Repeat the full listing, word for word.

——————

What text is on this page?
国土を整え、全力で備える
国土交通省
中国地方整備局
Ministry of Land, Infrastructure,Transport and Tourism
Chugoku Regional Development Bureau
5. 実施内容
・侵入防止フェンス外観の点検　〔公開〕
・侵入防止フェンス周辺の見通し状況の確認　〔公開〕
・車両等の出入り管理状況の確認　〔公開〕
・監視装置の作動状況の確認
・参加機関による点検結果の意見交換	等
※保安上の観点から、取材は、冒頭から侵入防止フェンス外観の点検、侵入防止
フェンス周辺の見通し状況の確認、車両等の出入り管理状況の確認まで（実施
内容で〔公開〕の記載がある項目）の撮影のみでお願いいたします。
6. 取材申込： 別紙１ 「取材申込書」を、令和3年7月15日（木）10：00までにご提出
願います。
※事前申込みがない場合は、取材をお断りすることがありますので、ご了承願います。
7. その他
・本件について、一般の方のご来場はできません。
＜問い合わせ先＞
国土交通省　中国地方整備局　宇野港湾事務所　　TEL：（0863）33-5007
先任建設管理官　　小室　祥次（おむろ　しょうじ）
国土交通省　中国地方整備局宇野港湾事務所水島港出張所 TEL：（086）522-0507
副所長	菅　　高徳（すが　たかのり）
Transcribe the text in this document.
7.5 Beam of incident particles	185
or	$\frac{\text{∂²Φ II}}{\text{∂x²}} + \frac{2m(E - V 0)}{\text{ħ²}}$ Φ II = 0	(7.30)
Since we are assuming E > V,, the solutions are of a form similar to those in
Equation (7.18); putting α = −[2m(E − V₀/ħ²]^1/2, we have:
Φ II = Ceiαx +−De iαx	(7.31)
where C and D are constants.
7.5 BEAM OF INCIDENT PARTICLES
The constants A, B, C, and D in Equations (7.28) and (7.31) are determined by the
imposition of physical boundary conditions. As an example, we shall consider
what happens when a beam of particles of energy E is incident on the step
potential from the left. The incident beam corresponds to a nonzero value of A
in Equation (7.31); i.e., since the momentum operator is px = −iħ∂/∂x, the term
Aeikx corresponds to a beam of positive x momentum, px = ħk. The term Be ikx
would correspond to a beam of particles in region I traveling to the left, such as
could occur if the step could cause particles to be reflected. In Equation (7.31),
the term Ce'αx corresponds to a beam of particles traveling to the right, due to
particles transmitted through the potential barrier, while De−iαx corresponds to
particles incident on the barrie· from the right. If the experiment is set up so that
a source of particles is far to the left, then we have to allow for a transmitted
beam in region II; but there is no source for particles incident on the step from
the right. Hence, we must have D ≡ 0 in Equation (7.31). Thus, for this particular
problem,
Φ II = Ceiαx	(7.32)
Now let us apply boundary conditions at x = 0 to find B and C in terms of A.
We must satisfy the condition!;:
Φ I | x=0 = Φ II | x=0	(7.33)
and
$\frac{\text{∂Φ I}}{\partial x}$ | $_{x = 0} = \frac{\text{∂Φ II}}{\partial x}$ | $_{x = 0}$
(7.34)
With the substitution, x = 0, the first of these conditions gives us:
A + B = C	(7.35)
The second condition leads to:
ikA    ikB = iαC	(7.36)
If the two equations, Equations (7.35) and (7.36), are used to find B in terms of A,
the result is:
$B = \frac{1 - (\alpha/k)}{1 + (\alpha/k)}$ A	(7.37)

——————

_Output below_.
What text is on this page?
国土を整え、全力で備える
国土交通省
中国地方整備局
Ministry of Land, Infrastructure,Transport and Tourism
Chugoku Regional Development Bureau
5. 実施内容
・侵入防止フェンス外観の点検　〔公開〕
・侵入防止フェンス周辺の見通し状況の確認　〔公開〕
・車両等の出入り管理状況の確認　〔公開〕
・監視装置の作動状況の確認
・参加機関による点検結果の意見交換	等
※保安上の観点から、取材は、冒頭から侵入防止フェンス外観の点検、侵入防止
フェンス周辺の見通し状況の確認、車両等の出入り管理状況の確認まで（実施
内容で〔公開〕の記載がある項目）の撮影のみでお願いいたします。
6. 取材申込： 別紙１ 「取材申込書」を、令和3年7月15日（木）10：00までにご提出
願います。
※事前申込みがない場合は、取材をお断りすることがありますので、ご了承願います。
7. その他
・本件について、一般の方のご来場はできません。
＜問い合わせ先＞
国土交通省　中国地方整備局　宇野港湾事務所　　TEL：（0863）33-5007
先任建設管理官　　小室　祥次（おむろ　しょうじ）
国土交通省　中国地方整備局宇野港湾事務所水島港出張所 TEL：（086）522-0507
副所長	菅　　高徳（すが　たかのり）
Transcribe the text in this document.
7.5 Beam of incident particles	185
or	$\frac{\text{∂²Φ II}}{\text{∂x²}} + \frac{2m(E - V 0)}{\text{ħ²}}$ Φ II = 0	(7.30)
Since we are assuming E > V,, the solutions are of a form similar to those in
Equation (7.18); putting α = −[2m(E − V₀/ħ²]^1/2, we have:
Φ II = Ceiαx +−De iαx	(7.31)
where C and D are constants.
7.5 BEAM OF INCIDENT PARTICLES
The constants A, B, C, and D in Equations (7.28) and (7.31) are determined by the
imposition of physical boundary conditions. As an example, we shall consider
what happens when a beam of particles of energy E is incident on the step
potential from the left. The incident beam corresponds to a nonzero value of A
in Equation (7.31); i.e., since the momentum operator is px = −iħ∂/∂x, the term
Aeikx corresponds to a beam of positive x momentum, px = ħk. The term Be ikx
would correspond to a beam of particles in region I traveling to the left, such as
could occur if the step could cause particles to be reflected. In Equation (7.31),
the term Ce'αx corresponds to a beam of particles traveling to the right, due to
particles transmitted through the potential barrier, while De−iαx corresponds to
particles incident on the barrie· from the right. If the experiment is set up so that
a source of particles is far to the left, then we have to allow for a transmitted
beam in region II; but there is no source for particles incident on the step from
the right. Hence, we must have D ≡ 0 in Equation (7.31). Thus, for this particular
problem,
Φ II = Ceiαx	(7.32)
Now let us apply boundary conditions at x = 0 to find B and C in terms of A.
We must satisfy the condition!;:
Φ I | x=0 = Φ II | x=0	(7.33)
and
$\frac{\text{∂Φ I}}{\partial x}$ | $_{x = 0} = \frac{\text{∂Φ II}}{\partial x}$ | $_{x = 0}$
(7.34)
With the substitution, x = 0, the first of these conditions gives us:
A + B = C	(7.35)
The second condition leads to:
ikA    ikB = iαC	(7.36)
If the two equations, Equations (7.35) and (7.36), are used to find B in terms of A,
the result is:
$B = \frac{1 - (\alpha/k)}{1 + (\alpha/k)}$ A	(7.37)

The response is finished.